Exercise requirements: Quote every one of the lines below word for word, leaving the pictures out of your answer.

Image region annotations:

-*-*-

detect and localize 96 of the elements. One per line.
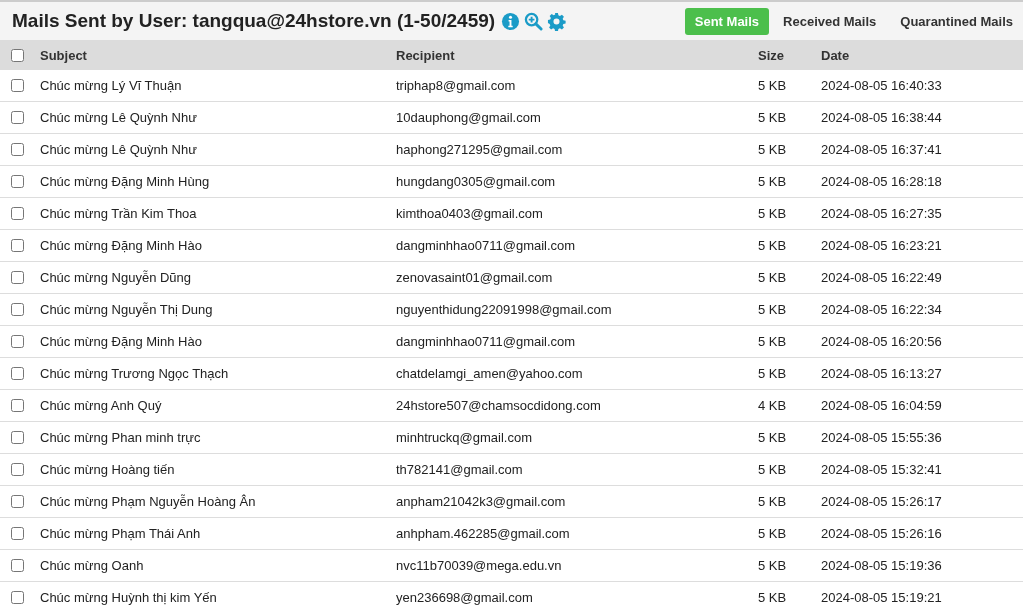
tab[interactable]: Received Mails — [773, 7, 887, 35]
size-cell-text: 5 KB — [757, 590, 788, 605]
date-cell-text: 2024-08-05 16:20:56 — [820, 334, 943, 349]
subject-cell-text: Chúc mừng Trần Kim Thoa — [39, 206, 198, 221]
recipient-cell-text: 10dauphong@gmail.com — [395, 110, 542, 125]
page-title: Mails Sent by User: tangqua@24hstore.vn (1-50/2459) — [12, 10, 496, 32]
subject-cell-text: Chúc mừng Phạm Nguyễn Hoàng Ân — [39, 494, 257, 509]
size-cell-text: 5 KB — [757, 526, 788, 541]
column-header[interactable]: Recipient — [392, 47, 754, 63]
size-cell-text: 5 KB — [757, 270, 788, 285]
subject-cell-text: Chúc mừng Huỳnh thị kim Yến — [39, 590, 218, 605]
select-all-checkbox[interactable] — [11, 48, 24, 62]
subject-cell-text: Chúc mừng Nguyễn Thị Dung — [39, 302, 214, 317]
info-icon[interactable] — [501, 11, 521, 31]
date-cell-text: 2024-08-05 16:22:49 — [820, 270, 943, 285]
size-cell-text: 5 KB — [757, 142, 788, 157]
date-cell-text: 2024-08-05 16:38:44 — [820, 110, 943, 125]
row-checkbox[interactable] — [11, 335, 24, 348]
column-header[interactable]: Size — [754, 47, 817, 63]
row-checkbox[interactable] — [11, 431, 24, 444]
size-cell-text: 5 KB — [757, 302, 788, 317]
subject-cell-text: Chúc mừng Phạm Thái Anh — [39, 526, 202, 541]
recipient-cell-text: nvc11b70039@mega.edu.vn — [395, 558, 563, 573]
subject-cell-text: Chúc mừng Hoàng tiến — [39, 462, 176, 477]
date-cell-text: 2024-08-05 15:55:36 — [820, 430, 943, 445]
date-cell-text: 2024-08-05 15:32:41 — [820, 462, 943, 477]
row-checkbox[interactable] — [11, 111, 24, 124]
row-checkbox[interactable] — [11, 367, 24, 380]
subject-cell-text: Chúc mừng Nguyễn Dũng — [39, 270, 193, 285]
zoom-in-icon[interactable] — [524, 11, 544, 31]
settings-icon[interactable] — [547, 11, 567, 31]
row-checkbox[interactable] — [11, 559, 24, 572]
subject-cell-text: Chúc mừng Lê Quỳnh Như — [39, 110, 198, 125]
row-checkbox[interactable] — [11, 495, 24, 508]
recipient-cell-text: th782141@gmail.com — [395, 462, 524, 477]
recipient-cell-text: 24hstore507@chamsocdidong.com — [395, 398, 602, 413]
date-cell-text: 2024-08-05 16:04:59 — [820, 398, 943, 413]
tab[interactable]: Quarantined Mails — [890, 7, 1023, 35]
row-checkbox[interactable] — [11, 463, 24, 476]
row-checkbox[interactable] — [11, 239, 24, 252]
date-cell-text: 2024-08-05 16:28:18 — [820, 174, 943, 189]
subject-cell-text: Chúc mừng Đặng Minh Hào — [39, 238, 203, 253]
row-checkbox[interactable] — [11, 175, 24, 188]
row-checkbox[interactable] — [11, 303, 24, 316]
subject-cell-text: Chúc mừng Lý Vĩ Thuận — [39, 78, 183, 93]
row-checkbox[interactable] — [11, 79, 24, 92]
recipient-cell-text: hungdang0305@gmail.com — [395, 174, 557, 189]
row-checkbox[interactable] — [11, 399, 24, 412]
size-cell-text: 4 KB — [757, 398, 788, 413]
size-cell-text: 5 KB — [757, 238, 788, 253]
recipient-cell-text: anhpham.462285@gmail.com — [395, 526, 571, 541]
subject-cell-text: Chúc mừng Phan minh trực — [39, 430, 202, 445]
date-cell-text: 2024-08-05 16:13:27 — [820, 366, 943, 381]
recipient-cell-text: dangminhhao0711@gmail.com — [395, 238, 577, 253]
subject-cell-text: Chúc mừng Đặng Minh Hùng — [39, 174, 211, 189]
recipient-cell-text: anpham21042k3@gmail.com — [395, 494, 567, 509]
size-cell-text: 5 KB — [757, 462, 788, 477]
row-checkbox[interactable] — [11, 271, 24, 284]
size-cell-text: 5 KB — [757, 494, 788, 509]
subject-cell-text: Chúc mừng Trương Ngọc Thạch — [39, 366, 230, 381]
row-checkbox[interactable] — [11, 207, 24, 220]
row-checkbox[interactable] — [11, 591, 24, 604]
size-cell-text: 5 KB — [757, 174, 788, 189]
date-cell-text: 2024-08-05 15:26:16 — [820, 526, 943, 541]
subject-cell-text: Chúc mừng Đặng Minh Hào — [39, 334, 203, 349]
recipient-cell-text: triphap8@gmail.com — [395, 78, 517, 93]
column-header[interactable]: Subject — [36, 47, 392, 63]
recipient-cell-text: zenovasaint01@gmail.com — [395, 270, 554, 285]
date-cell-text: 2024-08-05 16:27:35 — [820, 206, 943, 221]
recipient-cell-text: dangminhhao0711@gmail.com — [395, 334, 577, 349]
date-cell-text: 2024-08-05 15:19:21 — [820, 590, 943, 605]
date-cell-text: 2024-08-05 16:40:33 — [820, 78, 943, 93]
recipient-cell-text: yen236698@gmail.com — [395, 590, 534, 605]
date-cell-text: 2024-08-05 16:22:34 — [820, 302, 943, 317]
recipient-cell-text: chatdelamgi_amen@yahoo.com — [395, 366, 584, 381]
date-cell-text: 2024-08-05 15:26:17 — [820, 494, 943, 509]
column-header[interactable]: Date — [817, 47, 1023, 63]
recipient-cell-text: haphong271295@gmail.com — [395, 142, 564, 157]
row-checkbox[interactable] — [11, 143, 24, 156]
size-cell-text: 5 KB — [757, 366, 788, 381]
recipient-cell-text: kimthoa0403@gmail.com — [395, 206, 544, 221]
row-checkbox[interactable] — [11, 527, 24, 540]
date-cell-text: 2024-08-05 16:37:41 — [820, 142, 943, 157]
size-cell-text: 5 KB — [757, 78, 788, 93]
date-cell-text: 2024-08-05 16:23:21 — [820, 238, 943, 253]
size-cell-text: 5 KB — [757, 558, 788, 573]
subject-cell-text: Chúc mừng Anh Quý — [39, 398, 163, 413]
size-cell-text: 5 KB — [757, 206, 788, 221]
size-cell-text: 5 KB — [757, 334, 788, 349]
date-cell-text: 2024-08-05 15:19:36 — [820, 558, 943, 573]
subject-cell-text: Chúc mừng Oanh — [39, 558, 145, 573]
subject-cell-text: Chúc mừng Lê Quỳnh Như — [39, 142, 198, 157]
recipient-cell-text: minhtruckq@gmail.com — [395, 430, 533, 445]
recipient-cell-text: nguyenthidung22091998@gmail.com — [395, 302, 613, 317]
size-cell-text: 5 KB — [757, 110, 788, 125]
size-cell-text: 5 KB — [757, 430, 788, 445]
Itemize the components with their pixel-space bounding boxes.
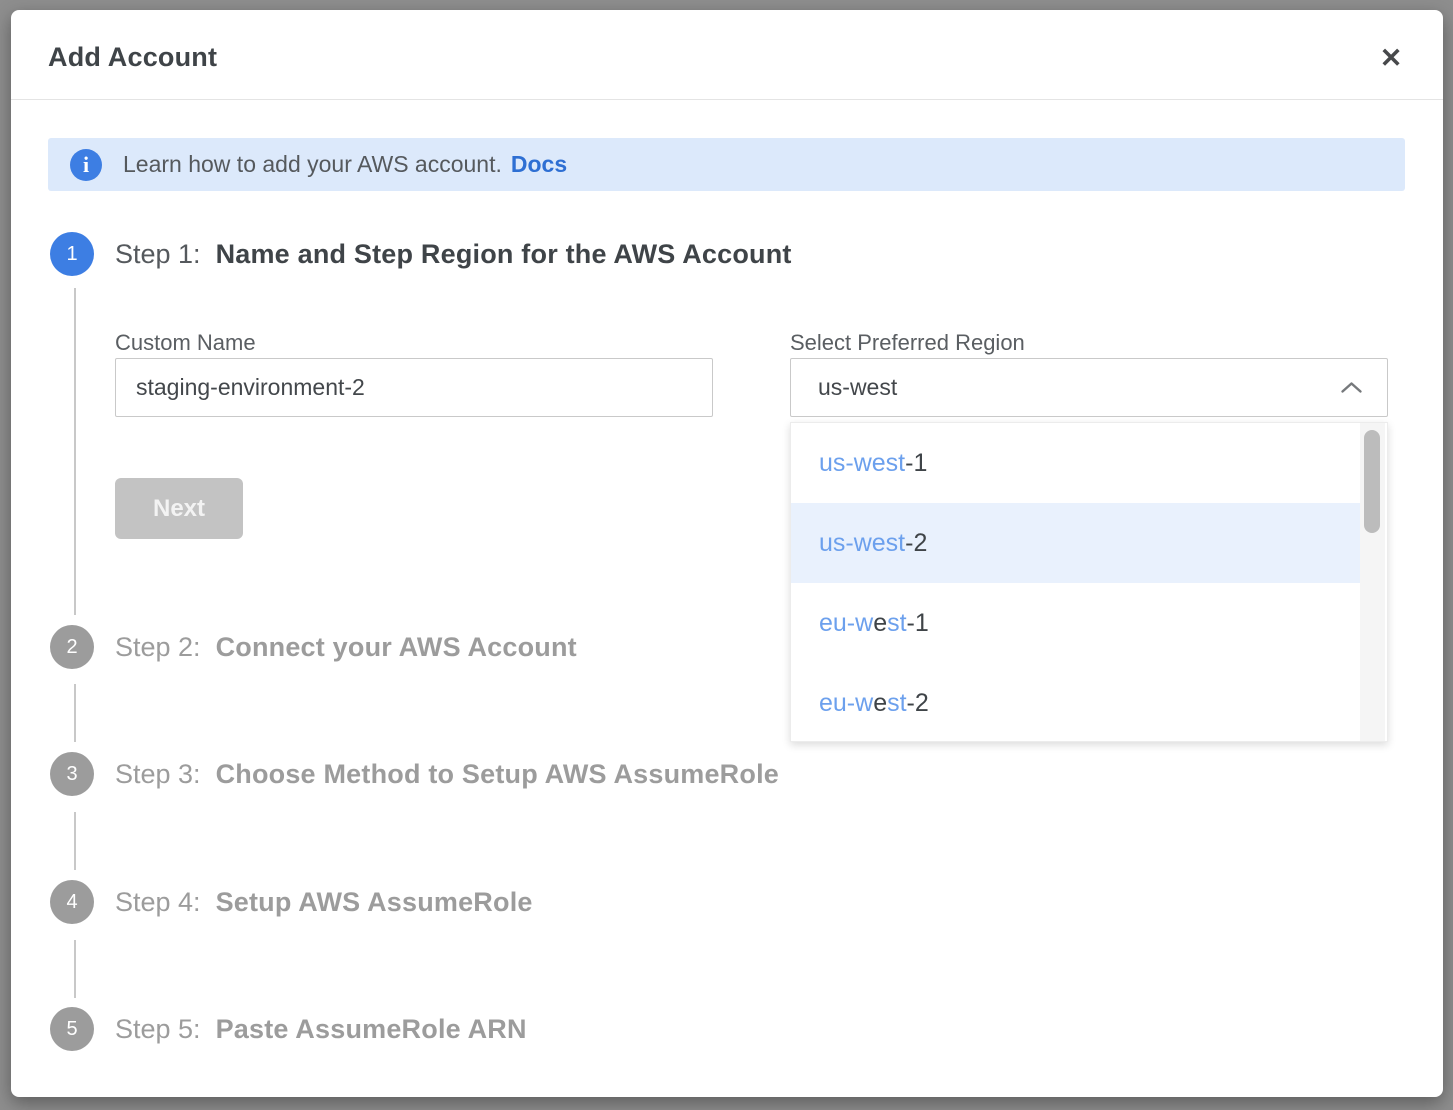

-*-*-

Result of this exercise:
detect and localize 96 of the elements. One per line.
tab[interactable]: Received Mails — [773, 7, 887, 35]
size-cell-text: 5 KB — [757, 590, 788, 605]
date-cell-text: 2024-08-05 16:20:56 — [820, 334, 943, 349]
subject-cell-text: Chúc mừng Trần Kim Thoa — [39, 206, 198, 221]
recipient-cell-text: 10dauphong@gmail.com — [395, 110, 542, 125]
page-title: Mails Sent by User: tangqua@24hstore.vn (1-50/2459) — [12, 10, 496, 32]
subject-cell-text: Chúc mừng Phạm Nguyễn Hoàng Ân — [39, 494, 257, 509]
size-cell-text: 5 KB — [757, 526, 788, 541]
column-header[interactable]: Recipient — [392, 47, 754, 63]
size-cell-text: 5 KB — [757, 270, 788, 285]
subject-cell-text: Chúc mừng Huỳnh thị kim Yến — [39, 590, 218, 605]
select-all-checkbox[interactable] — [11, 48, 24, 62]
subject-cell-text: Chúc mừng Nguyễn Thị Dung — [39, 302, 214, 317]
info-icon[interactable] — [501, 11, 521, 31]
date-cell-text: 2024-08-05 16:22:49 — [820, 270, 943, 285]
size-cell-text: 5 KB — [757, 142, 788, 157]
date-cell-text: 2024-08-05 16:38:44 — [820, 110, 943, 125]
row-checkbox[interactable] — [11, 335, 24, 348]
column-header[interactable]: Size — [754, 47, 817, 63]
row-checkbox[interactable] — [11, 431, 24, 444]
size-cell-text: 5 KB — [757, 302, 788, 317]
subject-cell-text: Chúc mừng Phạm Thái Anh — [39, 526, 202, 541]
recipient-cell-text: nvc11b70039@mega.edu.vn — [395, 558, 563, 573]
subject-cell-text: Chúc mừng Hoàng tiến — [39, 462, 176, 477]
date-cell-text: 2024-08-05 15:55:36 — [820, 430, 943, 445]
date-cell-text: 2024-08-05 15:32:41 — [820, 462, 943, 477]
row-checkbox[interactable] — [11, 111, 24, 124]
row-checkbox[interactable] — [11, 367, 24, 380]
subject-cell-text: Chúc mừng Nguyễn Dũng — [39, 270, 193, 285]
zoom-in-icon[interactable] — [524, 11, 544, 31]
settings-icon[interactable] — [547, 11, 567, 31]
row-checkbox[interactable] — [11, 559, 24, 572]
subject-cell-text: Chúc mừng Lê Quỳnh Như — [39, 110, 198, 125]
row-checkbox[interactable] — [11, 495, 24, 508]
recipient-cell-text: th782141@gmail.com — [395, 462, 524, 477]
recipient-cell-text: 24hstore507@chamsocdidong.com — [395, 398, 602, 413]
date-cell-text: 2024-08-05 16:04:59 — [820, 398, 943, 413]
tab[interactable]: Quarantined Mails — [890, 7, 1023, 35]
row-checkbox[interactable] — [11, 463, 24, 476]
row-checkbox[interactable] — [11, 239, 24, 252]
date-cell-text: 2024-08-05 16:28:18 — [820, 174, 943, 189]
subject-cell-text: Chúc mừng Đặng Minh Hào — [39, 238, 203, 253]
row-checkbox[interactable] — [11, 175, 24, 188]
row-checkbox[interactable] — [11, 303, 24, 316]
subject-cell-text: Chúc mừng Lý Vĩ Thuận — [39, 78, 183, 93]
row-checkbox[interactable] — [11, 79, 24, 92]
recipient-cell-text: hungdang0305@gmail.com — [395, 174, 557, 189]
row-checkbox[interactable] — [11, 399, 24, 412]
size-cell-text: 4 KB — [757, 398, 788, 413]
size-cell-text: 5 KB — [757, 238, 788, 253]
recipient-cell-text: anhpham.462285@gmail.com — [395, 526, 571, 541]
subject-cell-text: Chúc mừng Phan minh trực — [39, 430, 202, 445]
date-cell-text: 2024-08-05 16:13:27 — [820, 366, 943, 381]
recipient-cell-text: dangminhhao0711@gmail.com — [395, 238, 577, 253]
subject-cell-text: Chúc mừng Đặng Minh Hùng — [39, 174, 211, 189]
recipient-cell-text: anpham21042k3@gmail.com — [395, 494, 567, 509]
size-cell-text: 5 KB — [757, 462, 788, 477]
row-checkbox[interactable] — [11, 271, 24, 284]
size-cell-text: 5 KB — [757, 494, 788, 509]
subject-cell-text: Chúc mừng Trương Ngọc Thạch — [39, 366, 230, 381]
row-checkbox[interactable] — [11, 207, 24, 220]
row-checkbox[interactable] — [11, 591, 24, 604]
size-cell-text: 5 KB — [757, 174, 788, 189]
date-cell-text: 2024-08-05 15:26:16 — [820, 526, 943, 541]
subject-cell-text: Chúc mừng Đặng Minh Hào — [39, 334, 203, 349]
recipient-cell-text: triphap8@gmail.com — [395, 78, 517, 93]
column-header[interactable]: Subject — [36, 47, 392, 63]
recipient-cell-text: zenovasaint01@gmail.com — [395, 270, 554, 285]
date-cell-text: 2024-08-05 16:27:35 — [820, 206, 943, 221]
recipient-cell-text: dangminhhao0711@gmail.com — [395, 334, 577, 349]
date-cell-text: 2024-08-05 15:19:21 — [820, 590, 943, 605]
date-cell-text: 2024-08-05 16:40:33 — [820, 78, 943, 93]
recipient-cell-text: yen236698@gmail.com — [395, 590, 534, 605]
date-cell-text: 2024-08-05 16:22:34 — [820, 302, 943, 317]
recipient-cell-text: chatdelamgi_amen@yahoo.com — [395, 366, 584, 381]
date-cell-text: 2024-08-05 15:26:17 — [820, 494, 943, 509]
column-header[interactable]: Date — [817, 47, 1023, 63]
recipient-cell-text: haphong271295@gmail.com — [395, 142, 564, 157]
row-checkbox[interactable] — [11, 143, 24, 156]
size-cell-text: 5 KB — [757, 366, 788, 381]
recipient-cell-text: kimthoa0403@gmail.com — [395, 206, 544, 221]
row-checkbox[interactable] — [11, 527, 24, 540]
date-cell-text: 2024-08-05 16:37:41 — [820, 142, 943, 157]
size-cell-text: 5 KB — [757, 78, 788, 93]
date-cell-text: 2024-08-05 16:23:21 — [820, 238, 943, 253]
size-cell-text: 5 KB — [757, 558, 788, 573]
subject-cell-text: Chúc mừng Anh Quý — [39, 398, 163, 413]
size-cell-text: 5 KB — [757, 206, 788, 221]
size-cell-text: 5 KB — [757, 334, 788, 349]
date-cell-text: 2024-08-05 15:19:36 — [820, 558, 943, 573]
subject-cell-text: Chúc mừng Oanh — [39, 558, 145, 573]
subject-cell-text: Chúc mừng Lê Quỳnh Như — [39, 142, 198, 157]
recipient-cell-text: minhtruckq@gmail.com — [395, 430, 533, 445]
recipient-cell-text: nguyenthidung22091998@gmail.com — [395, 302, 613, 317]
size-cell-text: 5 KB — [757, 110, 788, 125]
size-cell-text: 5 KB — [757, 430, 788, 445]
Itemize the components with their pixel-space bounding boxes.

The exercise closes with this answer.